▶ **What is being asked**
Make an exact copy of the entries below.

==============================

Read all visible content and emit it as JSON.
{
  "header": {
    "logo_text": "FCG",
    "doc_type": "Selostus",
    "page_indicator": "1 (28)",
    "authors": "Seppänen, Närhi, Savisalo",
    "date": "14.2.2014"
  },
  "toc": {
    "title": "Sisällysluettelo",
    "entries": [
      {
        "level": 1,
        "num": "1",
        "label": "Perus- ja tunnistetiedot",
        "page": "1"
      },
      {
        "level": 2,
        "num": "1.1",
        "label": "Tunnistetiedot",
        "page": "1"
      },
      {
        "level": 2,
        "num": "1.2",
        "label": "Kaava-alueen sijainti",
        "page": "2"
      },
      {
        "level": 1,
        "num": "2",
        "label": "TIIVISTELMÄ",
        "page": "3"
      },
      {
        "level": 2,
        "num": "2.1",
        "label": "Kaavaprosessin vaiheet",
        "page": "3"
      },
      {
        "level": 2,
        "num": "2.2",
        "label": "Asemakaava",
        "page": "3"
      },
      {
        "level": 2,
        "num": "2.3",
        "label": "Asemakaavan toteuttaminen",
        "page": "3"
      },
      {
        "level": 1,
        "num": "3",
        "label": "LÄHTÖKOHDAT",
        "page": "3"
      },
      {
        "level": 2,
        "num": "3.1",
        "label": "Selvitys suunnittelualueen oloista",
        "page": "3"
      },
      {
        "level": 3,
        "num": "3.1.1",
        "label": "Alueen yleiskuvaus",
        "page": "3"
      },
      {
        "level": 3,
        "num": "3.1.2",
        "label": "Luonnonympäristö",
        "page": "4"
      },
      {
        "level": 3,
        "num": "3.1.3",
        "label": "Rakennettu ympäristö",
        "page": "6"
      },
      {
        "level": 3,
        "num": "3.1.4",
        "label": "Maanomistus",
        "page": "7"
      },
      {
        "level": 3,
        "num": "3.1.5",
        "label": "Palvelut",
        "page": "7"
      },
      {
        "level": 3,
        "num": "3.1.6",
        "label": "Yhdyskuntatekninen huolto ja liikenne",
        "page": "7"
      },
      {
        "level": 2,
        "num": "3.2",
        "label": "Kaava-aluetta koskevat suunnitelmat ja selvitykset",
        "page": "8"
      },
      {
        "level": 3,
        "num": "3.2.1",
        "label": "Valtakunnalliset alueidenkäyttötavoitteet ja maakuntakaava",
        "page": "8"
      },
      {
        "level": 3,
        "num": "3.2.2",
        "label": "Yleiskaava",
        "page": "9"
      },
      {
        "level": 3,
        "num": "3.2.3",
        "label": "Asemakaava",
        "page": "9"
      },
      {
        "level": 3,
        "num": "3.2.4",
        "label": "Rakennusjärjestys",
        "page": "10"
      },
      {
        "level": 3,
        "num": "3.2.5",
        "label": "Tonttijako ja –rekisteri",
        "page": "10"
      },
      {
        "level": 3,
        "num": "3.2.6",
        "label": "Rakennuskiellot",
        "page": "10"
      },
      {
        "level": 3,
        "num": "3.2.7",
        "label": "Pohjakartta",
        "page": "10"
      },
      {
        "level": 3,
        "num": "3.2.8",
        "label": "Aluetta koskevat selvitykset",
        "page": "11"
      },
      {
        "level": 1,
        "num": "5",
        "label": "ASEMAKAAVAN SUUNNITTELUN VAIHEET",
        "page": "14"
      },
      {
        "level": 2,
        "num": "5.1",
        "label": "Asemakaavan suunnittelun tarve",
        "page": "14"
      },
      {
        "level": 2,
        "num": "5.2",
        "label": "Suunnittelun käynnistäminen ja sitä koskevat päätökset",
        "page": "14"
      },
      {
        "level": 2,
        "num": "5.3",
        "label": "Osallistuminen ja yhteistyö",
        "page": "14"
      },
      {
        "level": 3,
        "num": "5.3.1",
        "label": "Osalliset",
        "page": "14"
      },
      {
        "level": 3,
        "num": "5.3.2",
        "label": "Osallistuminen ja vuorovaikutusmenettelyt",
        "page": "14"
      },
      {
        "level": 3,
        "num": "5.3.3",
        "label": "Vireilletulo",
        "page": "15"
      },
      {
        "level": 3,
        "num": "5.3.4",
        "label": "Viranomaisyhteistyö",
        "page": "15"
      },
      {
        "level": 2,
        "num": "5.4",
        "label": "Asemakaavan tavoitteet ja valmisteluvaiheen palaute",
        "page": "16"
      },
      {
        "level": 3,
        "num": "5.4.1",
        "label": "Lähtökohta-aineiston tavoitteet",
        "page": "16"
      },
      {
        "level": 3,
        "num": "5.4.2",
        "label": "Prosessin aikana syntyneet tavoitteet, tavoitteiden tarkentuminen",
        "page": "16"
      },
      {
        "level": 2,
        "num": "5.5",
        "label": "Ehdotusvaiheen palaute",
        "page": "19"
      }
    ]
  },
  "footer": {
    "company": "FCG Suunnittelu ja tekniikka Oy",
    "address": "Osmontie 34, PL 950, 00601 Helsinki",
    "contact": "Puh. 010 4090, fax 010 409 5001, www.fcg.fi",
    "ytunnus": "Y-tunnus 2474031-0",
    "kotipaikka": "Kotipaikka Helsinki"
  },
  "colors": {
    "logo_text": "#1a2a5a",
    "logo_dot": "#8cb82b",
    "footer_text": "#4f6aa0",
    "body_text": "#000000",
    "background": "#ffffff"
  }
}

==============================

▶ **Exercise response**
Read all visible content and emit it as JSON.
{
  "header": {
    "logo_text": "FCG",
    "doc_type": "Selostus",
    "page_indicator": "1 (28)",
    "authors": "Seppänen, Närhi, Savisalo",
    "date": "14.2.2014"
  },
  "toc": {
    "title": "Sisällysluettelo",
    "entries": [
      {
        "level": 1,
        "num": "1",
        "label": "Perus- ja tunnistetiedot",
        "page": "1"
      },
      {
        "level": 2,
        "num": "1.1",
        "label": "Tunnistetiedot",
        "page": "1"
      },
      {
        "level": 2,
        "num": "1.2",
        "label": "Kaava-alueen sijainti",
        "page": "2"
      },
      {
        "level": 1,
        "num": "2",
        "label": "TIIVISTELMÄ",
        "page": "3"
      },
      {
        "level": 2,
        "num": "2.1",
        "label": "Kaavaprosessin vaiheet",
        "page": "3"
      },
      {
        "level": 2,
        "num": "2.2",
        "label": "Asemakaava",
        "page": "3"
      },
      {
        "level": 2,
        "num": "2.3",
        "label": "Asemakaavan toteuttaminen",
        "page": "3"
      },
      {
        "level": 1,
        "num": "3",
        "label": "LÄHTÖKOHDAT",
        "page": "3"
      },
      {
        "level": 2,
        "num": "3.1",
        "label": "Selvitys suunnittelualueen oloista",
        "page": "3"
      },
      {
        "level": 3,
        "num": "3.1.1",
        "label": "Alueen yleiskuvaus",
        "page": "3"
      },
      {
        "level": 3,
        "num": "3.1.2",
        "label": "Luonnonympäristö",
        "page": "4"
      },
      {
        "level": 3,
        "num": "3.1.3",
        "label": "Rakennettu ympäristö",
        "page": "6"
      },
      {
        "level": 3,
        "num": "3.1.4",
        "label": "Maanomistus",
        "page": "7"
      },
      {
        "level": 3,
        "num": "3.1.5",
        "label": "Palvelut",
        "page": "7"
      },
      {
        "level": 3,
        "num": "3.1.6",
        "label": "Yhdyskuntatekninen huolto ja liikenne",
        "page": "7"
      },
      {
        "level": 2,
        "num": "3.2",
        "label": "Kaava-aluetta koskevat suunnitelmat ja selvitykset",
        "page": "8"
      },
      {
        "level": 3,
        "num": "3.2.1",
        "label": "Valtakunnalliset alueidenkäyttötavoitteet ja maakuntakaava",
        "page": "8"
      },
      {
        "level": 3,
        "num": "3.2.2",
        "label": "Yleiskaava",
        "page": "9"
      },
      {
        "level": 3,
        "num": "3.2.3",
        "label": "Asemakaava",
        "page": "9"
      },
      {
        "level": 3,
        "num": "3.2.4",
        "label": "Rakennusjärjestys",
        "page": "10"
      },
      {
        "level": 3,
        "num": "3.2.5",
        "label": "Tonttijako ja –rekisteri",
        "page": "10"
      },
      {
        "level": 3,
        "num": "3.2.6",
        "label": "Rakennuskiellot",
        "page": "10"
      },
      {
        "level": 3,
        "num": "3.2.7",
        "label": "Pohjakartta",
        "page": "10"
      },
      {
        "level": 3,
        "num": "3.2.8",
        "label": "Aluetta koskevat selvitykset",
        "page": "11"
      },
      {
        "level": 1,
        "num": "5",
        "label": "ASEMAKAAVAN SUUNNITTELUN VAIHEET",
        "page": "14"
      },
      {
        "level": 2,
        "num": "5.1",
        "label": "Asemakaavan suunnittelun tarve",
        "page": "14"
      },
      {
        "level": 2,
        "num": "5.2",
        "label": "Suunnittelun käynnistäminen ja sitä koskevat päätökset",
        "page": "14"
      },
      {
        "level": 2,
        "num": "5.3",
        "label": "Osallistuminen ja yhteistyö",
        "page": "14"
      },
      {
        "level": 3,
        "num": "5.3.1",
        "label": "Osalliset",
        "page": "14"
      },
      {
        "level": 3,
        "num": "5.3.2",
        "label": "Osallistuminen ja vuorovaikutusmenettelyt",
        "page": "14"
      },
      {
        "level": 3,
        "num": "5.3.3",
        "label": "Vireilletulo",
        "page": "15"
      },
      {
        "level": 3,
        "num": "5.3.4",
        "label": "Viranomaisyhteistyö",
        "page": "15"
      },
      {
        "level": 2,
        "num": "5.4",
        "label": "Asemakaavan tavoitteet ja valmisteluvaiheen palaute",
        "page": "16"
      },
      {
        "level": 3,
        "num": "5.4.1",
        "label": "Lähtökohta-aineiston tavoitteet",
        "page": "16"
      },
      {
        "level": 3,
        "num": "5.4.2",
        "label": "Prosessin aikana syntyneet tavoitteet, tavoitteiden tarkentuminen",
        "page": "16"
      },
      {
        "level": 2,
        "num": "5.5",
        "label": "Ehdotusvaiheen palaute",
        "page": "19"
      }
    ]
  },
  "footer": {
    "company": "FCG Suunnittelu ja tekniikka Oy",
    "address": "Osmontie 34, PL 950, 00601 Helsinki",
    "contact": "Puh. 010 4090, fax 010 409 5001, www.fcg.fi",
    "ytunnus": "Y-tunnus 2474031-0",
    "kotipaikka": "Kotipaikka Helsinki"
  },
  "colors": {
    "logo_text": "#1a2a5a",
    "logo_dot": "#8cb82b",
    "footer_text": "#4f6aa0",
    "body_text": "#000000",
    "background": "#ffffff"
  }
}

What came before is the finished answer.